-- START The records --

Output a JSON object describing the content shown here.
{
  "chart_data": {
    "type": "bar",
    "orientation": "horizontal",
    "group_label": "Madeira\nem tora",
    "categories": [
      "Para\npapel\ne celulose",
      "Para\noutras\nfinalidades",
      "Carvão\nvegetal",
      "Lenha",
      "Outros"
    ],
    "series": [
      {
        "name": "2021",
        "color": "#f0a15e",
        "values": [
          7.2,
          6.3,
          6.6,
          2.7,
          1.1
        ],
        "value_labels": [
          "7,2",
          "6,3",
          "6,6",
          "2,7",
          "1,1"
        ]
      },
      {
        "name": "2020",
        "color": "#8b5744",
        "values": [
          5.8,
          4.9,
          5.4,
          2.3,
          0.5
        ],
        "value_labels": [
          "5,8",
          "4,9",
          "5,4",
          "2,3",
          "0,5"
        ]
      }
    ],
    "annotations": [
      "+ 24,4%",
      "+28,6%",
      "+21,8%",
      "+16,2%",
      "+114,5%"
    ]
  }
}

-- END The records --

**Exercise details:** Retype the material in full. Each word must match.

**Answer below:**
Output a JSON object describing the content shown here.
{
  "chart_data": {
    "type": "bar",
    "orientation": "horizontal",
    "group_label": "Madeira\nem tora",
    "categories": [
      "Para\npapel\ne celulose",
      "Para\noutras\nfinalidades",
      "Carvão\nvegetal",
      "Lenha",
      "Outros"
    ],
    "series": [
      {
        "name": "2021",
        "color": "#f0a15e",
        "values": [
          7.2,
          6.3,
          6.6,
          2.7,
          1.1
        ],
        "value_labels": [
          "7,2",
          "6,3",
          "6,6",
          "2,7",
          "1,1"
        ]
      },
      {
        "name": "2020",
        "color": "#8b5744",
        "values": [
          5.8,
          4.9,
          5.4,
          2.3,
          0.5
        ],
        "value_labels": [
          "5,8",
          "4,9",
          "5,4",
          "2,3",
          "0,5"
        ]
      }
    ],
    "annotations": [
      "+ 24,4%",
      "+28,6%",
      "+21,8%",
      "+16,2%",
      "+114,5%"
    ]
  }
}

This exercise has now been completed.